[Entries from a visual dataset]
• • • • •
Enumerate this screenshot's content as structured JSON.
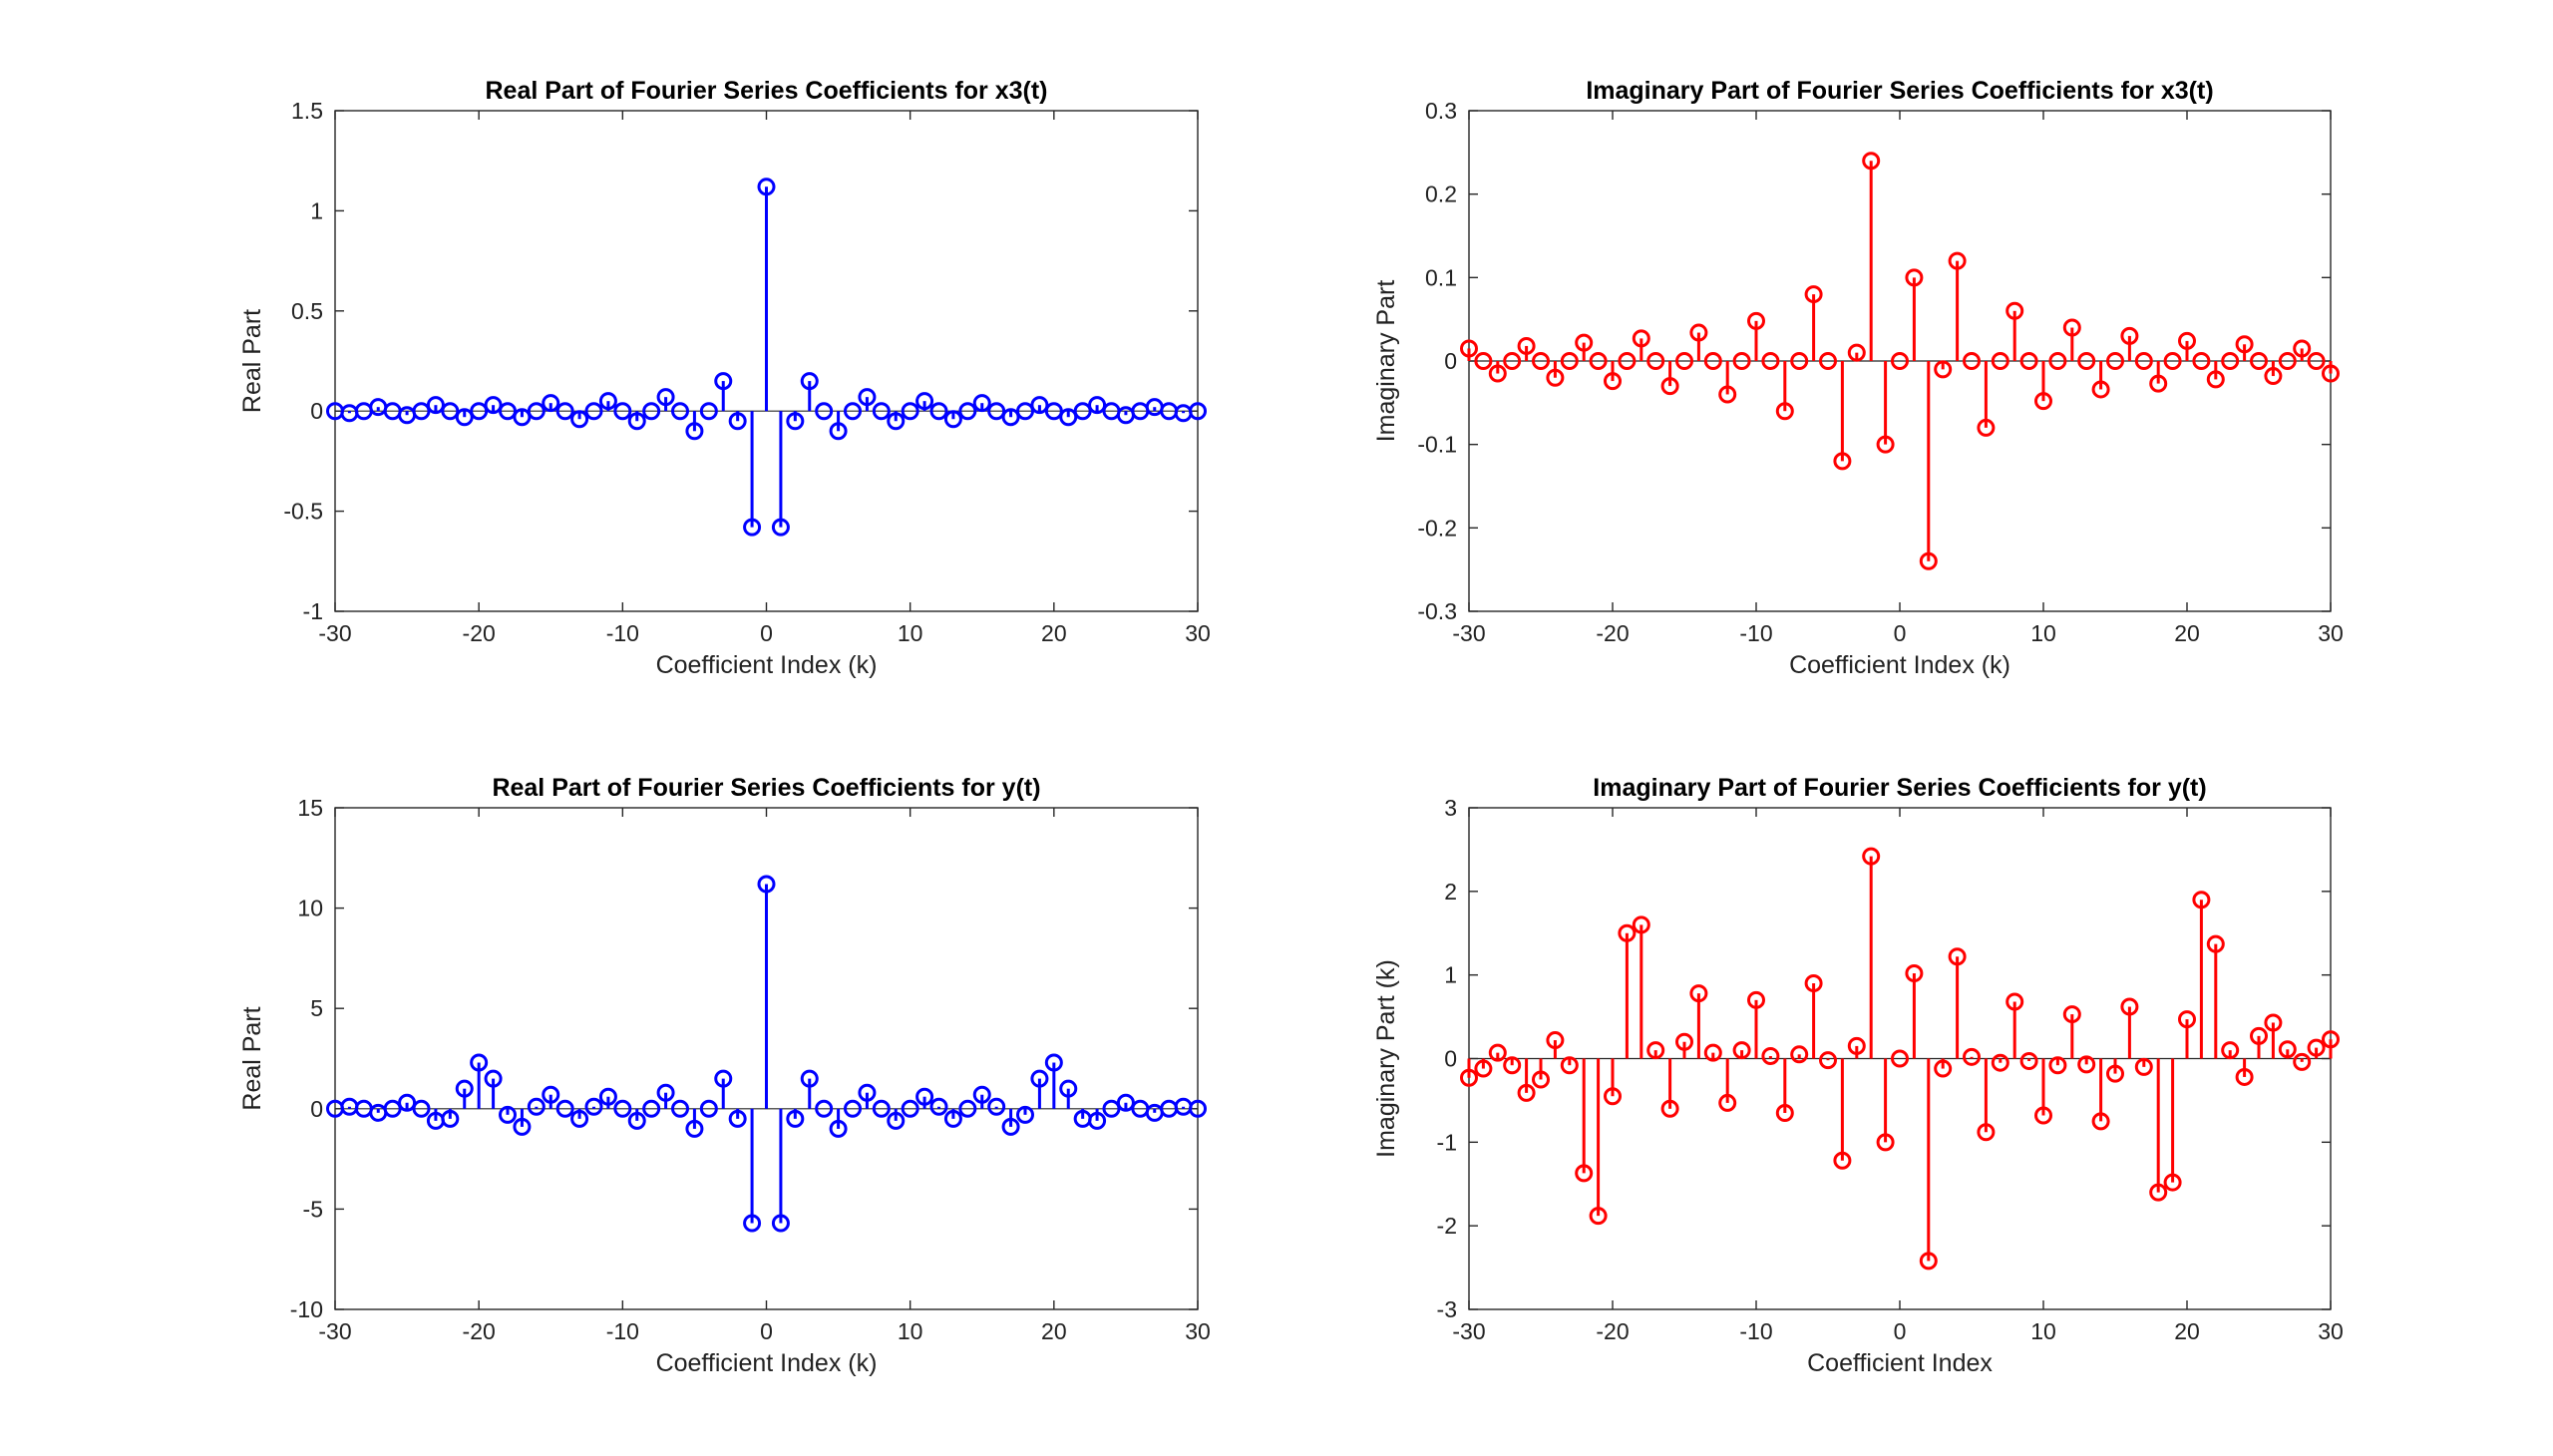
{
  "chart_data": [
    {
      "type": "stem",
      "title": "Real Part of Fourier Series Coefficients for x3(t)",
      "xlabel": "Coefficient Index (k)",
      "ylabel": "Real Part",
      "xlim": [
        -30,
        30
      ],
      "ylim": [
        -1,
        1.5
      ],
      "xticks": [
        "-30",
        "-20",
        "-10",
        "0",
        "10",
        "20",
        "30"
      ],
      "yticks": [
        "-1",
        "-0.5",
        "0",
        "0.5",
        "1",
        "1.5"
      ],
      "color": "#0000ff",
      "x": [
        -30,
        -29,
        -28,
        -27,
        -26,
        -25,
        -24,
        -23,
        -22,
        -21,
        -20,
        -19,
        -18,
        -17,
        -16,
        -15,
        -14,
        -13,
        -12,
        -11,
        -10,
        -9,
        -8,
        -7,
        -6,
        -5,
        -4,
        -3,
        -2,
        -1,
        0,
        1,
        2,
        3,
        4,
        5,
        6,
        7,
        8,
        9,
        10,
        11,
        12,
        13,
        14,
        15,
        16,
        17,
        18,
        19,
        20,
        21,
        22,
        23,
        24,
        25,
        26,
        27,
        28,
        29,
        30
      ],
      "y": [
        0.0,
        -0.01,
        0.0,
        0.02,
        0.0,
        -0.02,
        0.0,
        0.03,
        0.0,
        -0.03,
        0.0,
        0.03,
        0.0,
        -0.03,
        0.0,
        0.04,
        0.0,
        -0.04,
        0.0,
        0.05,
        0.0,
        -0.05,
        0.0,
        0.07,
        0.0,
        -0.1,
        0.0,
        0.15,
        -0.05,
        -0.58,
        1.12,
        -0.58,
        -0.05,
        0.15,
        0.0,
        -0.1,
        0.0,
        0.07,
        0.0,
        -0.05,
        0.0,
        0.05,
        0.0,
        -0.04,
        0.0,
        0.04,
        0.0,
        -0.03,
        0.0,
        0.03,
        0.0,
        -0.03,
        0.0,
        0.03,
        0.0,
        -0.02,
        0.0,
        0.02,
        0.0,
        -0.01,
        0.0
      ]
    },
    {
      "type": "stem",
      "title": "Imaginary Part of Fourier Series Coefficients for x3(t)",
      "xlabel": "Coefficient Index (k)",
      "ylabel": "Imaginary Part",
      "xlim": [
        -30,
        30
      ],
      "ylim": [
        -0.3,
        0.3
      ],
      "xticks": [
        "-30",
        "-20",
        "-10",
        "0",
        "10",
        "20",
        "30"
      ],
      "yticks": [
        "-0.3",
        "-0.2",
        "-0.1",
        "0",
        "0.1",
        "0.2",
        "0.3"
      ],
      "color": "#ff0000",
      "x": [
        -30,
        -29,
        -28,
        -27,
        -26,
        -25,
        -24,
        -23,
        -22,
        -21,
        -20,
        -19,
        -18,
        -17,
        -16,
        -15,
        -14,
        -13,
        -12,
        -11,
        -10,
        -9,
        -8,
        -7,
        -6,
        -5,
        -4,
        -3,
        -2,
        -1,
        0,
        1,
        2,
        3,
        4,
        5,
        6,
        7,
        8,
        9,
        10,
        11,
        12,
        13,
        14,
        15,
        16,
        17,
        18,
        19,
        20,
        21,
        22,
        23,
        24,
        25,
        26,
        27,
        28,
        29,
        30
      ],
      "y": [
        0.015,
        0.0,
        -0.015,
        0.0,
        0.018,
        0.0,
        -0.02,
        0.0,
        0.022,
        0.0,
        -0.024,
        0.0,
        0.027,
        0.0,
        -0.03,
        0.0,
        0.034,
        0.0,
        -0.04,
        0.0,
        0.048,
        0.0,
        -0.06,
        0.0,
        0.08,
        0.0,
        -0.12,
        0.01,
        0.24,
        -0.1,
        0.0,
        0.1,
        -0.24,
        -0.01,
        0.12,
        0.0,
        -0.08,
        0.0,
        0.06,
        0.0,
        -0.048,
        0.0,
        0.04,
        0.0,
        -0.034,
        0.0,
        0.03,
        0.0,
        -0.027,
        0.0,
        0.024,
        0.0,
        -0.022,
        0.0,
        0.02,
        0.0,
        -0.018,
        0.0,
        0.015,
        0.0,
        -0.015
      ]
    },
    {
      "type": "stem",
      "title": "Real Part of Fourier Series Coefficients for y(t)",
      "xlabel": "Coefficient Index (k)",
      "ylabel": "Real Part",
      "xlim": [
        -30,
        30
      ],
      "ylim": [
        -10,
        15
      ],
      "xticks": [
        "-30",
        "-20",
        "-10",
        "0",
        "10",
        "20",
        "30"
      ],
      "yticks": [
        "-10",
        "-5",
        "0",
        "5",
        "10",
        "15"
      ],
      "color": "#0000ff",
      "x": [
        -30,
        -29,
        -28,
        -27,
        -26,
        -25,
        -24,
        -23,
        -22,
        -21,
        -20,
        -19,
        -18,
        -17,
        -16,
        -15,
        -14,
        -13,
        -12,
        -11,
        -10,
        -9,
        -8,
        -7,
        -6,
        -5,
        -4,
        -3,
        -2,
        -1,
        0,
        1,
        2,
        3,
        4,
        5,
        6,
        7,
        8,
        9,
        10,
        11,
        12,
        13,
        14,
        15,
        16,
        17,
        18,
        19,
        20,
        21,
        22,
        23,
        24,
        25,
        26,
        27,
        28,
        29,
        30
      ],
      "y": [
        0.0,
        0.1,
        0.0,
        -0.2,
        0.0,
        0.3,
        0.0,
        -0.6,
        -0.5,
        1.0,
        2.3,
        1.5,
        -0.3,
        -0.9,
        0.1,
        0.7,
        0.0,
        -0.5,
        0.1,
        0.6,
        0.0,
        -0.6,
        0.0,
        0.8,
        0.0,
        -1.0,
        0.0,
        1.5,
        -0.5,
        -5.7,
        11.2,
        -5.7,
        -0.5,
        1.5,
        0.0,
        -1.0,
        0.0,
        0.8,
        0.0,
        -0.6,
        0.0,
        0.6,
        0.1,
        -0.5,
        0.0,
        0.7,
        0.1,
        -0.9,
        -0.3,
        1.5,
        2.3,
        1.0,
        -0.5,
        -0.6,
        0.0,
        0.3,
        0.0,
        -0.2,
        0.0,
        0.1,
        0.0
      ]
    },
    {
      "type": "stem",
      "title": "Imaginary Part of Fourier Series Coefficients for y(t)",
      "xlabel": "Coefficient Index",
      "ylabel": "Imaginary Part (k)",
      "xlim": [
        -30,
        30
      ],
      "ylim": [
        -3,
        3
      ],
      "xticks": [
        "-30",
        "-20",
        "-10",
        "0",
        "10",
        "20",
        "30"
      ],
      "yticks": [
        "-3",
        "-2",
        "-1",
        "0",
        "1",
        "2",
        "3"
      ],
      "color": "#ff0000",
      "x": [
        -30,
        -29,
        -28,
        -27,
        -26,
        -25,
        -24,
        -23,
        -22,
        -21,
        -20,
        -19,
        -18,
        -17,
        -16,
        -15,
        -14,
        -13,
        -12,
        -11,
        -10,
        -9,
        -8,
        -7,
        -6,
        -5,
        -4,
        -3,
        -2,
        -1,
        0,
        1,
        2,
        3,
        4,
        5,
        6,
        7,
        8,
        9,
        10,
        11,
        12,
        13,
        14,
        15,
        16,
        17,
        18,
        19,
        20,
        21,
        22,
        23,
        24,
        25,
        26,
        27,
        28,
        29,
        30
      ],
      "y": [
        -0.23,
        -0.12,
        0.07,
        -0.08,
        -0.41,
        -0.25,
        0.22,
        -0.08,
        -1.37,
        -1.88,
        -0.45,
        1.5,
        1.6,
        0.1,
        -0.6,
        0.2,
        0.78,
        0.07,
        -0.53,
        0.1,
        0.7,
        0.03,
        -0.65,
        0.05,
        0.9,
        -0.02,
        -1.22,
        0.15,
        2.42,
        -1.0,
        0.0,
        1.02,
        -2.42,
        -0.12,
        1.22,
        0.02,
        -0.88,
        -0.05,
        0.68,
        -0.03,
        -0.68,
        -0.08,
        0.53,
        -0.07,
        -0.75,
        -0.18,
        0.62,
        -0.1,
        -1.6,
        -1.48,
        0.47,
        1.9,
        1.37,
        0.1,
        -0.22,
        0.27,
        0.43,
        0.11,
        -0.04,
        0.13,
        0.23
      ]
    }
  ]
}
• • • • •
• _GIVEN REQUEST_: From the records above, pick out and copy each line holding the word "Coefficients".

• _EXPECTED ANSWER_:
      "title": "Real Part of Fourier Series Coefficients for x3(t)",
      "title": "Imaginary Part of Fourier Series Coefficients for x3(t)",
      "title": "Real Part of Fourier Series Coefficients for y(t)",
      "title": "Imaginary Part of Fourier Series Coefficients for y(t)",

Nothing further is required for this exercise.